Exercise goal: Transcribe the full listing exactly, and drop every picture.

Data to process:
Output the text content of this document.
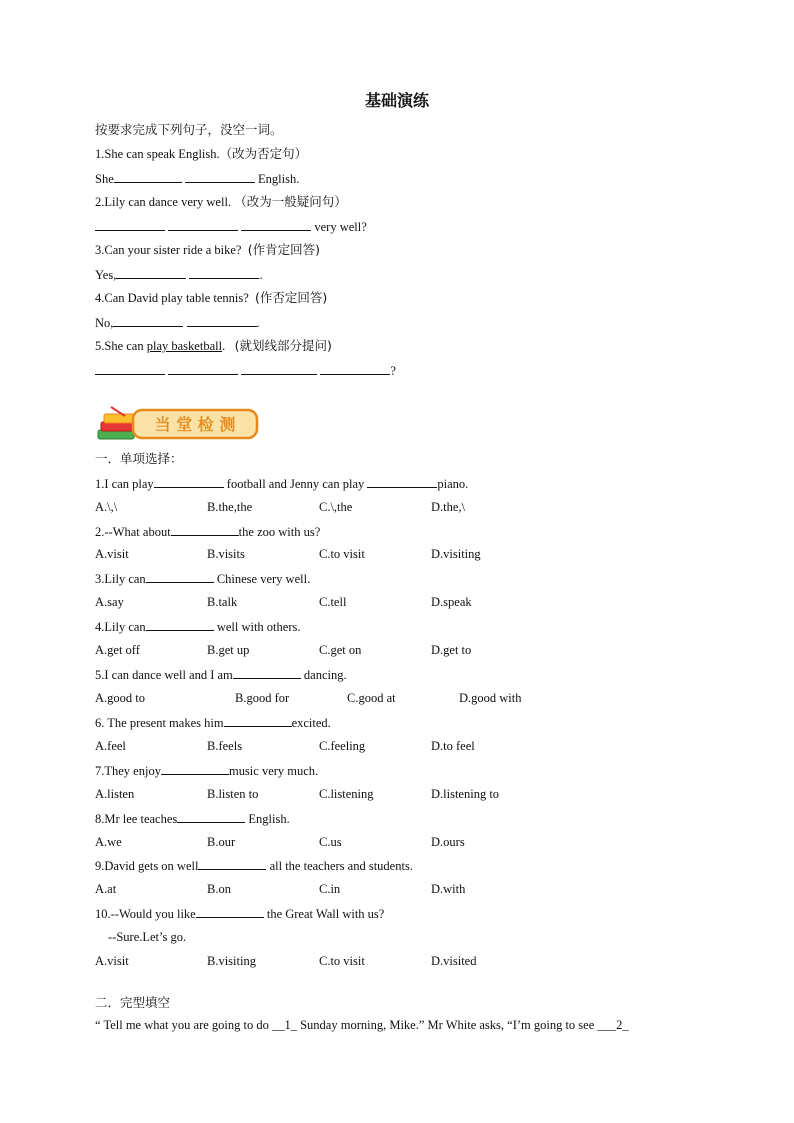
基础演练
按要求完成下列句子，没空一词。
1.She can speak English.（改为否定句）
She	English.
2.Lily can dance very well. （改为一般疑问句）
very well?
3.Can your sister ride a bike? (作肯定回答)
Yes,	.
4.Can David play table tennis? (作否定回答)
No,	.
5.She can play basketball. (就划线部分提问)
?
当 堂 检 测
一．单项选择：
1.I can play	football and Jenny can play	piano.
A.\,\	B.the,the	C.\,the	D.the,\
2.--What about	the zoo with us?
A.visit	B.visits	C.to visit	D.visiting
3.Lily can	Chinese very well.
A.say	B.talk	C.tell	D.speak
4.Lily can	well with others.
A.get off	B.get up	C.get on	D.get to
5.I can dance well and I am	dancing.
A.good to	B.good for	C.good at	D.good with
6. The present makes him	excited.
A.feel	B.feels	C.feeling	D.to feel
7.They enjoy	music very much.
A.listen	B.listen to	C.listening	D.listening to
8.Mr lee teaches	English.
A.we	B.our	C.us	D.ours
9.David gets on well	all the teachers and students.
A.at	B.on	C.in	D.with
10.--Would you like	the Great Wall with us?
--Sure.Let’s go.
A.visit	B.visiting	C.to visit	D.visited
二．完型填空
“ Tell me what you are going to do __1_ Sunday morning, Mike.” Mr White asks, “I’m going to see ___2_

Answer:
Output the text content of this document.
基础演练
按要求完成下列句子，没空一词。
1.She can speak English.（改为否定句）
She	English.
2.Lily can dance very well. （改为一般疑问句）
very well?
3.Can your sister ride a bike? (作肯定回答)
Yes,	.
4.Can David play table tennis? (作否定回答)
No,	.
5.She can play basketball. (就划线部分提问)
?
当 堂 检 测
一．单项选择：
1.I can play	football and Jenny can play	piano.
A.\,\	B.the,the	C.\,the	D.the,\
2.--What about	the zoo with us?
A.visit	B.visits	C.to visit	D.visiting
3.Lily can	Chinese very well.
A.say	B.talk	C.tell	D.speak
4.Lily can	well with others.
A.get off	B.get up	C.get on	D.get to
5.I can dance well and I am	dancing.
A.good to	B.good for	C.good at	D.good with
6. The present makes him	excited.
A.feel	B.feels	C.feeling	D.to feel
7.They enjoy	music very much.
A.listen	B.listen to	C.listening	D.listening to
8.Mr lee teaches	English.
A.we	B.our	C.us	D.ours
9.David gets on well	all the teachers and students.
A.at	B.on	C.in	D.with
10.--Would you like	the Great Wall with us?
--Sure.Let’s go.
A.visit	B.visiting	C.to visit	D.visited
二．完型填空
“ Tell me what you are going to do __1_ Sunday morning, Mike.” Mr White asks, “I’m going to see ___2_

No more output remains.